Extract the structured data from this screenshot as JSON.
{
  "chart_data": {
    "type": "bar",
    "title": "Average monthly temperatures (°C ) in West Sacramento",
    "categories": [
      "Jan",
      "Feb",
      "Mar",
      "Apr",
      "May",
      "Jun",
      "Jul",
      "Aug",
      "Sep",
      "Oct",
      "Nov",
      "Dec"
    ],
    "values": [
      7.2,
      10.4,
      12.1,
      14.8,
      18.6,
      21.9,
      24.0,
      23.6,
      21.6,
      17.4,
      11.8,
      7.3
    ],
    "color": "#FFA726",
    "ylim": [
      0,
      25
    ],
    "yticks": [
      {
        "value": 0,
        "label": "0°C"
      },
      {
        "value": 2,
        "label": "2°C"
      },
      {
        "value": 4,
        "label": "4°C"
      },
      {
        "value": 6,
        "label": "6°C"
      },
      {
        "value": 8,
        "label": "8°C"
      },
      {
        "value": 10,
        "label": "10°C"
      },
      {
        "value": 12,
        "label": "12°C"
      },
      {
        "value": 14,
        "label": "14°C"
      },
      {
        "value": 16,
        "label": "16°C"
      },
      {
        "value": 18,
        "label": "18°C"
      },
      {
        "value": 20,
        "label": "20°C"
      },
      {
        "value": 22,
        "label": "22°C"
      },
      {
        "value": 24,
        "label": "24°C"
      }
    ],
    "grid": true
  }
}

============

- EXERCISE BRIEF: Retype the listing exactly, in full.

- OUTPUT OF THE EXERCISE:
Extract the structured data from this screenshot as JSON.
{
  "chart_data": {
    "type": "bar",
    "title": "Average monthly temperatures (°C ) in West Sacramento",
    "categories": [
      "Jan",
      "Feb",
      "Mar",
      "Apr",
      "May",
      "Jun",
      "Jul",
      "Aug",
      "Sep",
      "Oct",
      "Nov",
      "Dec"
    ],
    "values": [
      7.2,
      10.4,
      12.1,
      14.8,
      18.6,
      21.9,
      24.0,
      23.6,
      21.6,
      17.4,
      11.8,
      7.3
    ],
    "color": "#FFA726",
    "ylim": [
      0,
      25
    ],
    "yticks": [
      {
        "value": 0,
        "label": "0°C"
      },
      {
        "value": 2,
        "label": "2°C"
      },
      {
        "value": 4,
        "label": "4°C"
      },
      {
        "value": 6,
        "label": "6°C"
      },
      {
        "value": 8,
        "label": "8°C"
      },
      {
        "value": 10,
        "label": "10°C"
      },
      {
        "value": 12,
        "label": "12°C"
      },
      {
        "value": 14,
        "label": "14°C"
      },
      {
        "value": 16,
        "label": "16°C"
      },
      {
        "value": 18,
        "label": "18°C"
      },
      {
        "value": 20,
        "label": "20°C"
      },
      {
        "value": 22,
        "label": "22°C"
      },
      {
        "value": 24,
        "label": "24°C"
      }
    ],
    "grid": true
  }
}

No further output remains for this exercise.